## begin Supplied records

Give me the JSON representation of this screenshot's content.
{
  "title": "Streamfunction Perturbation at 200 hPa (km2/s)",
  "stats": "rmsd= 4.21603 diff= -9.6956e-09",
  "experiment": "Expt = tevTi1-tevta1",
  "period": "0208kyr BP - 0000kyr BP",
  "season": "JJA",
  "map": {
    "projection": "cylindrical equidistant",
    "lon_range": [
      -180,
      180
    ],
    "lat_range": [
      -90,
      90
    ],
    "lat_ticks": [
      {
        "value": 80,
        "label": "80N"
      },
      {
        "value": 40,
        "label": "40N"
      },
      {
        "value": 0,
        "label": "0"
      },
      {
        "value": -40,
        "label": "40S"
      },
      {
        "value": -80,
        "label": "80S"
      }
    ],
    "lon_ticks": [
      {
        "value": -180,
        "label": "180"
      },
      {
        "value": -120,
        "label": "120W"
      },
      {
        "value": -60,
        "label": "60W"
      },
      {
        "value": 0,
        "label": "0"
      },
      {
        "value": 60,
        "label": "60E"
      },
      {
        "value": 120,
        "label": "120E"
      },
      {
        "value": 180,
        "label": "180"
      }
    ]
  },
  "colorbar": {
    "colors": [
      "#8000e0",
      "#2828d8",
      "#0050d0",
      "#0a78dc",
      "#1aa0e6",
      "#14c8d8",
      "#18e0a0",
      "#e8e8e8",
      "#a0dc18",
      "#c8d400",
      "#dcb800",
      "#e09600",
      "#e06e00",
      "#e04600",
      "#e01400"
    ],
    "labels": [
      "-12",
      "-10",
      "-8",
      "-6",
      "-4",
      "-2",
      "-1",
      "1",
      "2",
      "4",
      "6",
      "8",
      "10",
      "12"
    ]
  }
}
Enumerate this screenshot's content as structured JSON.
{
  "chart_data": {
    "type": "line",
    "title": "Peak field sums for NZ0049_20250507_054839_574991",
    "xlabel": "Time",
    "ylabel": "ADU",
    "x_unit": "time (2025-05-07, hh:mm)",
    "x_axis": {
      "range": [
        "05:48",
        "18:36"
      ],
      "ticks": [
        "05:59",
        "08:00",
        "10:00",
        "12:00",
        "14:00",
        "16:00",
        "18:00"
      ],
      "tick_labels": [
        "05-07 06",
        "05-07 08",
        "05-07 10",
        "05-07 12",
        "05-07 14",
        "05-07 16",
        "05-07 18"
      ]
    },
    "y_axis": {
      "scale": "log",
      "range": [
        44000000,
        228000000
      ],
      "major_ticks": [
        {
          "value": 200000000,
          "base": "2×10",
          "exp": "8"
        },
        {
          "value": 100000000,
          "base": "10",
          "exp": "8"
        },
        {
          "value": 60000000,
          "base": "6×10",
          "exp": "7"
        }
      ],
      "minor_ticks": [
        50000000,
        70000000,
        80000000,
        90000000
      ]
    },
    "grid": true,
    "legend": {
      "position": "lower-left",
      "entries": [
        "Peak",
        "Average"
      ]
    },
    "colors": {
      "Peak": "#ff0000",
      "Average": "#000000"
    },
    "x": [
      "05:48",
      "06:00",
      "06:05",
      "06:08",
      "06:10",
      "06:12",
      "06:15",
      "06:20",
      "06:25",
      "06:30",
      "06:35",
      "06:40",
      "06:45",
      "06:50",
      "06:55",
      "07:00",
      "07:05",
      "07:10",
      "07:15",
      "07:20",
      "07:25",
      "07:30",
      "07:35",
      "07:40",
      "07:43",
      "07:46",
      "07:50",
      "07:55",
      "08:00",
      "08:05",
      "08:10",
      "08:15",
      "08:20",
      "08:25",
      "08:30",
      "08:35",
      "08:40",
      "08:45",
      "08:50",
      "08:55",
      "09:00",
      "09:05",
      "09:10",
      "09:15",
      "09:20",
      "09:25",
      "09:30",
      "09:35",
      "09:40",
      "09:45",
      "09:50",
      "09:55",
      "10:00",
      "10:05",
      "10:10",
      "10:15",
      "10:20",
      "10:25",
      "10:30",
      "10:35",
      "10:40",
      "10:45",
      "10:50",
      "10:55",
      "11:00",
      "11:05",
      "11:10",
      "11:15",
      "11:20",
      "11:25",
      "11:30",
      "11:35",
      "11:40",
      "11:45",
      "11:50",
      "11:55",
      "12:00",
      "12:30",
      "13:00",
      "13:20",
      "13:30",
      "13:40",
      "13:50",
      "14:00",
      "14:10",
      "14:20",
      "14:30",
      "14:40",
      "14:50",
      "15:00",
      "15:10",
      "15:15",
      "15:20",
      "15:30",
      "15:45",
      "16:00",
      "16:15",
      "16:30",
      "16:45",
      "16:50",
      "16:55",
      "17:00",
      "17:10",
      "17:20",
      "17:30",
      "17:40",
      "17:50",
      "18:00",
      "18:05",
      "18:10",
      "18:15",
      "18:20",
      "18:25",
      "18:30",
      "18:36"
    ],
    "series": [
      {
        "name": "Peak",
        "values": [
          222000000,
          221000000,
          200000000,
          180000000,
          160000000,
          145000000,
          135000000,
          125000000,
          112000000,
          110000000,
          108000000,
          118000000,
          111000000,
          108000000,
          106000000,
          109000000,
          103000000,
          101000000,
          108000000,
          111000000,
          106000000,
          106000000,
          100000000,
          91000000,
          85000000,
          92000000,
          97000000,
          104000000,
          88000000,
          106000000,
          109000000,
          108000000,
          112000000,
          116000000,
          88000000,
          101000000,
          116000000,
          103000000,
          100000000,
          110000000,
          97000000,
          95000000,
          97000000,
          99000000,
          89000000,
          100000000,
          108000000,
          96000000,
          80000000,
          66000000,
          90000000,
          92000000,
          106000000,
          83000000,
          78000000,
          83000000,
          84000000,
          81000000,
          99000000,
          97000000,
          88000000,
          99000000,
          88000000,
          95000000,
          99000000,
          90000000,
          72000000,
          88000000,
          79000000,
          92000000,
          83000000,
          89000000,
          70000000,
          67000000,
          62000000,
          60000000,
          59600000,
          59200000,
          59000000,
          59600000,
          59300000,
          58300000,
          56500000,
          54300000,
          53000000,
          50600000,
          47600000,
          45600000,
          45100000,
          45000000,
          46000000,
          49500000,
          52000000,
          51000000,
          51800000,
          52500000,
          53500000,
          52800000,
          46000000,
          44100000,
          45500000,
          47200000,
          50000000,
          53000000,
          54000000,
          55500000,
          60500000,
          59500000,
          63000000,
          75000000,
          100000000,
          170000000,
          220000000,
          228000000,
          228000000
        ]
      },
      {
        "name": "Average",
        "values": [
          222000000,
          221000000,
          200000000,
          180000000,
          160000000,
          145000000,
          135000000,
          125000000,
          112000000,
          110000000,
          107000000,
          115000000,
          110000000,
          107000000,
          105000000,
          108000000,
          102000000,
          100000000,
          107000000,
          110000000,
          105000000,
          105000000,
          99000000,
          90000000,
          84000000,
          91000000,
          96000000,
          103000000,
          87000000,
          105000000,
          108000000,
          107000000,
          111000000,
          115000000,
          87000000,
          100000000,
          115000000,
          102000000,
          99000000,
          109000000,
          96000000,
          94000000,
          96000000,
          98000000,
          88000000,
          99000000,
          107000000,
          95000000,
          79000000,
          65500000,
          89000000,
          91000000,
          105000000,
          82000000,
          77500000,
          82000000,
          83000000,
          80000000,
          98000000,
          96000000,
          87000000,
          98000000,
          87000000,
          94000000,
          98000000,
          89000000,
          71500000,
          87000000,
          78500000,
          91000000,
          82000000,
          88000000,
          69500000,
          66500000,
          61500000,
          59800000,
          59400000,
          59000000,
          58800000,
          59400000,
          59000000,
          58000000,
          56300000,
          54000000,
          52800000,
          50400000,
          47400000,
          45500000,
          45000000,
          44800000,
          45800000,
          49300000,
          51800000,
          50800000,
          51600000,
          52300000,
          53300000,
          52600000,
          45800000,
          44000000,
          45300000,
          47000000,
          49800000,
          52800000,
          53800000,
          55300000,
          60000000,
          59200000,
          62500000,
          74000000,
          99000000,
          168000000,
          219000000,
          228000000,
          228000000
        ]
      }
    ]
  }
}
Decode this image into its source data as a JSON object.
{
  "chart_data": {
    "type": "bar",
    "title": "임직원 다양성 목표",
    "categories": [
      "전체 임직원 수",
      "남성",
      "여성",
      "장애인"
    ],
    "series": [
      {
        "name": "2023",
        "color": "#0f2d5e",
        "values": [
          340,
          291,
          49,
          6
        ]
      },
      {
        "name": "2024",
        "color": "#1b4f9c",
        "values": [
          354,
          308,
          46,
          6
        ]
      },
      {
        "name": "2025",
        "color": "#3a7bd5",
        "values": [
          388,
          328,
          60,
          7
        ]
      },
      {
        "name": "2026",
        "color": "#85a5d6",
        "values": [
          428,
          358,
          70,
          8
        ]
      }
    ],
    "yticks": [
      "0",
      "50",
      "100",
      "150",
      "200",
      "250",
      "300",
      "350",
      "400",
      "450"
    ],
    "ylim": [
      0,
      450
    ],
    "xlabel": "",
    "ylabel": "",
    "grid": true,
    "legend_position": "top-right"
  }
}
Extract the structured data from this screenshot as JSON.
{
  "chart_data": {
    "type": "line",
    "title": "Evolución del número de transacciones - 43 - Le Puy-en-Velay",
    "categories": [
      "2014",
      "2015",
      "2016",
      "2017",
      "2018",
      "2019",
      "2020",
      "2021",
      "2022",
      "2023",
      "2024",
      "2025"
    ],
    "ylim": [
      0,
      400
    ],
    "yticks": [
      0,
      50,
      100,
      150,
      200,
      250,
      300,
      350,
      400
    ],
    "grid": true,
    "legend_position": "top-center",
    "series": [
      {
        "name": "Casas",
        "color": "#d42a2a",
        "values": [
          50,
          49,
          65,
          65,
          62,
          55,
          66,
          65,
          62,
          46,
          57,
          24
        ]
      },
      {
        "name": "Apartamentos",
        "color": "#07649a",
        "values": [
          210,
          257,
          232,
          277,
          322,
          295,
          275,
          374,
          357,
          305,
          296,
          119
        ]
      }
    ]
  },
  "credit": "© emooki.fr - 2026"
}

## end Supplied records

Your goal: With both ends included, please retype exactly the lines from the line containing "Extract the structured" to the final line of the data.

Task response:
Extract the structured data from this screenshot as JSON.
{
  "chart_data": {
    "type": "line",
    "title": "Evolución del número de transacciones - 43 - Le Puy-en-Velay",
    "categories": [
      "2014",
      "2015",
      "2016",
      "2017",
      "2018",
      "2019",
      "2020",
      "2021",
      "2022",
      "2023",
      "2024",
      "2025"
    ],
    "ylim": [
      0,
      400
    ],
    "yticks": [
      0,
      50,
      100,
      150,
      200,
      250,
      300,
      350,
      400
    ],
    "grid": true,
    "legend_position": "top-center",
    "series": [
      {
        "name": "Casas",
        "color": "#d42a2a",
        "values": [
          50,
          49,
          65,
          65,
          62,
          55,
          66,
          65,
          62,
          46,
          57,
          24
        ]
      },
      {
        "name": "Apartamentos",
        "color": "#07649a",
        "values": [
          210,
          257,
          232,
          277,
          322,
          295,
          275,
          374,
          357,
          305,
          296,
          119
        ]
      }
    ]
  },
  "credit": "© emooki.fr - 2026"
}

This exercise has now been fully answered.